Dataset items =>
● ● ● ● ●
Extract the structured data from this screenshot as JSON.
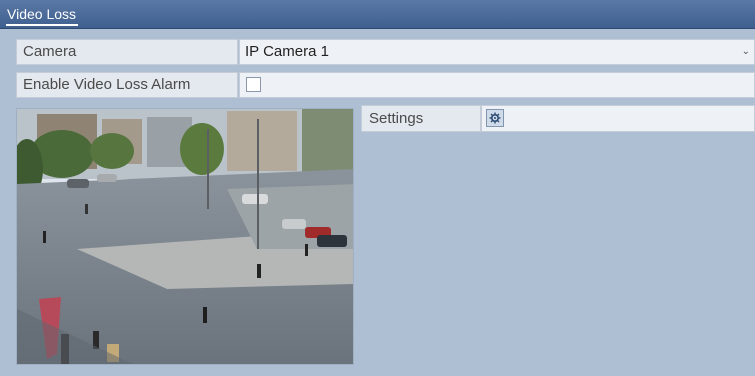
{
  "header": {
    "title": "Video Loss"
  },
  "camera": {
    "label": "Camera",
    "value": "IP Camera 1",
    "icon": "chevron-down-icon"
  },
  "alarm": {
    "label": "Enable Video Loss Alarm",
    "checked": false
  },
  "settings": {
    "label": "Settings",
    "icon": "gear-icon"
  },
  "colors": {
    "titlebar": "#3f5f8f",
    "background": "#aebfd3",
    "panel": "#eef2f6"
  }
}
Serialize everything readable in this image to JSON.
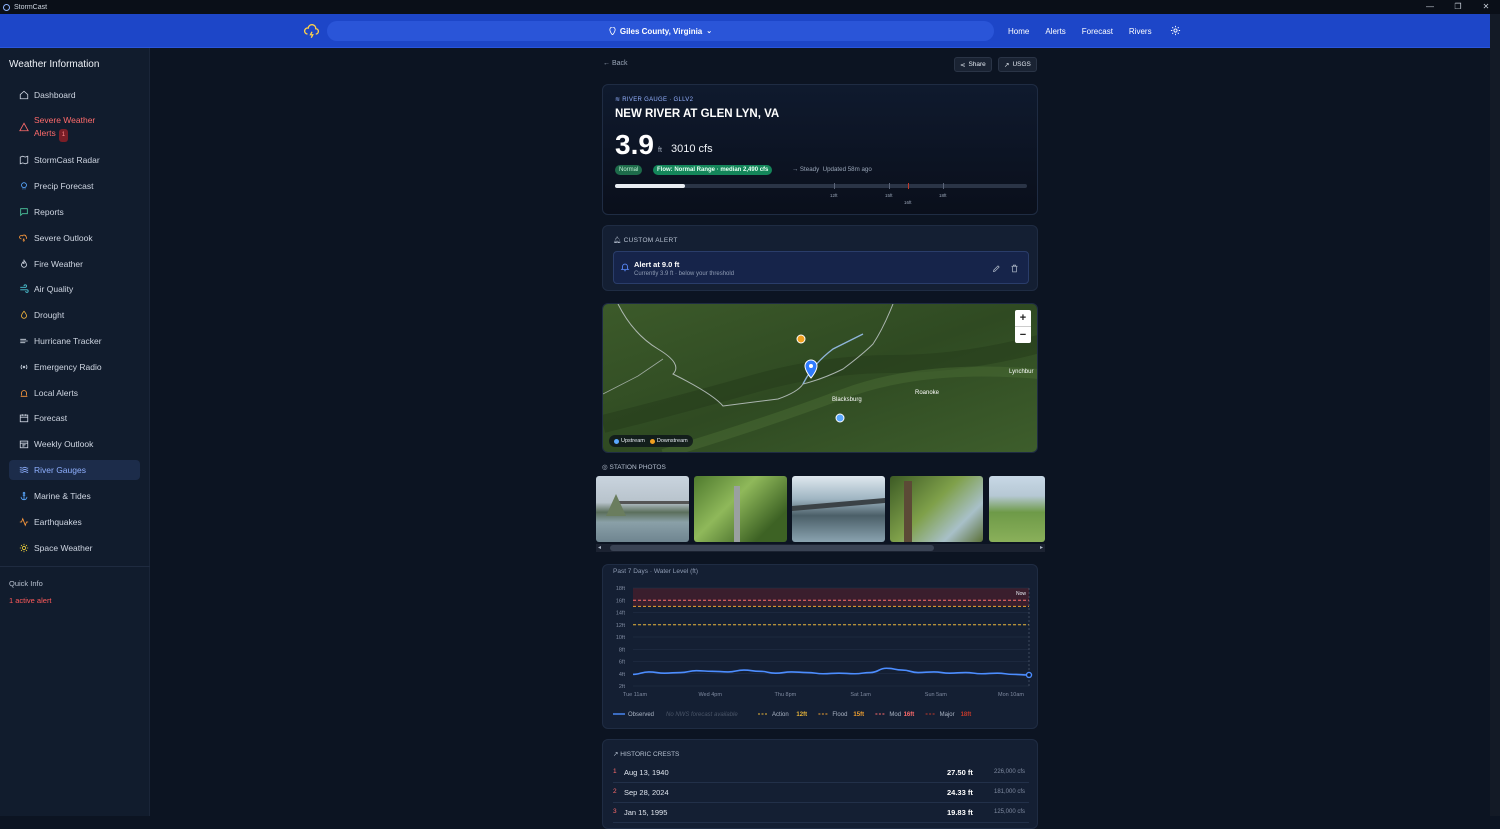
{
  "window": {
    "title": "StormCast",
    "controls": [
      "—",
      "❐",
      "✕"
    ]
  },
  "topnav": {
    "location": "Giles County, Virginia",
    "links": [
      "Home",
      "Alerts",
      "Forecast",
      "Rivers"
    ]
  },
  "sidebar": {
    "title": "Weather Information",
    "items": [
      {
        "label": "Dashboard",
        "icon": "home-icon"
      },
      {
        "label": "Severe Weather Alerts",
        "badge": "1",
        "icon": "warning-icon"
      },
      {
        "label": "StormCast Radar",
        "icon": "map-icon"
      },
      {
        "label": "Precip Forecast",
        "icon": "rain-icon"
      },
      {
        "label": "Reports",
        "icon": "chat-icon"
      },
      {
        "label": "Severe Outlook",
        "icon": "storm-icon"
      },
      {
        "label": "Fire Weather",
        "icon": "flame-icon"
      },
      {
        "label": "Air Quality",
        "icon": "wind-icon"
      },
      {
        "label": "Drought",
        "icon": "drop-icon"
      },
      {
        "label": "Hurricane Tracker",
        "icon": "hurricane-icon"
      },
      {
        "label": "Emergency Radio",
        "icon": "radio-icon"
      },
      {
        "label": "Local Alerts",
        "icon": "siren-icon"
      },
      {
        "label": "Forecast",
        "icon": "calendar-icon"
      },
      {
        "label": "Weekly Outlook",
        "icon": "calendar-week-icon"
      },
      {
        "label": "River Gauges",
        "icon": "waves-icon"
      },
      {
        "label": "Marine & Tides",
        "icon": "anchor-icon"
      },
      {
        "label": "Earthquakes",
        "icon": "activity-icon"
      },
      {
        "label": "Space Weather",
        "icon": "sun-icon"
      }
    ],
    "quick_info_label": "Quick Info",
    "quick_info_alert": "1 active alert"
  },
  "page": {
    "back_label": "Back",
    "share_label": "Share",
    "usgs_label": "USGS"
  },
  "gauge": {
    "kicker": "RIVER GAUGE · GLLV2",
    "name": "NEW RIVER AT GLEN LYN, VA",
    "stage": "3.9",
    "stage_unit": "ft",
    "flow": "3010 cfs",
    "status": "Normal",
    "flow_status": "Flow: Normal Range · median 2,490 cfs",
    "trend": "→ Steady",
    "updated": "Updated 58m ago",
    "level_fraction": 0.17,
    "ticks": [
      "12ft",
      "15ft",
      "16ft",
      "18ft"
    ]
  },
  "custom_alert": {
    "header": "CUSTOM ALERT",
    "title": "Alert at 9.0 ft",
    "subtitle": "Currently 3.9 ft · below your threshold"
  },
  "map": {
    "labels": [
      "Blacksburg",
      "Roanoke",
      "Lynchbur"
    ],
    "legend": [
      "Upstream",
      "Downstream"
    ],
    "zoom_in": "+",
    "zoom_out": "−"
  },
  "photos": {
    "header": "STATION PHOTOS"
  },
  "chart_data": {
    "type": "line",
    "title": "Past 7 Days · Water Level (ft)",
    "ylim": [
      2,
      18
    ],
    "yticks": [
      "18ft",
      "16ft",
      "14ft",
      "12ft",
      "10ft",
      "8ft",
      "6ft",
      "4ft",
      "2ft"
    ],
    "xticks": [
      "Tue 11am",
      "Wed 4pm",
      "Thu 8pm",
      "Sat 1am",
      "Sun 5am",
      "Mon 10am"
    ],
    "series": [
      {
        "name": "Observed",
        "values": [
          3.9,
          4.3,
          4.1,
          4.2,
          4.5,
          4.4,
          4.3,
          4.6,
          4.4,
          4.1,
          4.3,
          4.2,
          4.0,
          4.1,
          4.0,
          4.2,
          4.9,
          4.6,
          4.2,
          4.3,
          4.1,
          4.2,
          4.0,
          4.1,
          3.9,
          3.8
        ]
      }
    ],
    "thresholds": [
      {
        "name": "Action",
        "value": 12,
        "label": "12ft",
        "color": "#e8b53a"
      },
      {
        "name": "Flood",
        "value": 15,
        "label": "15ft",
        "color": "#f0a030"
      },
      {
        "name": "Mod",
        "value": 16,
        "label": "16ft",
        "color": "#ff6b6b"
      },
      {
        "name": "Major",
        "value": 18,
        "label": "18ft",
        "color": "#c0392b"
      }
    ],
    "forecast_note": "No NWS forecast available",
    "now_label": "Now"
  },
  "crests": {
    "header": "HISTORIC CRESTS",
    "rows": [
      {
        "rank": "1",
        "date": "Aug 13, 1940",
        "ft": "27.50 ft",
        "cfs": "226,000 cfs"
      },
      {
        "rank": "2",
        "date": "Sep 28, 2024",
        "ft": "24.33 ft",
        "cfs": "181,000 cfs"
      },
      {
        "rank": "3",
        "date": "Jan 15, 1995",
        "ft": "19.83 ft",
        "cfs": "125,000 cfs"
      }
    ]
  },
  "colors": {
    "accent": "#1d46c8",
    "alert": "#ff5a5a",
    "active_nav": "#8fb0ff"
  }
}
● ● ● ● ●
Check every line for "JSON" and show the ones that have it.

Extract the structured data from this screenshot as JSON.
Serialize everything readable in this image to JSON.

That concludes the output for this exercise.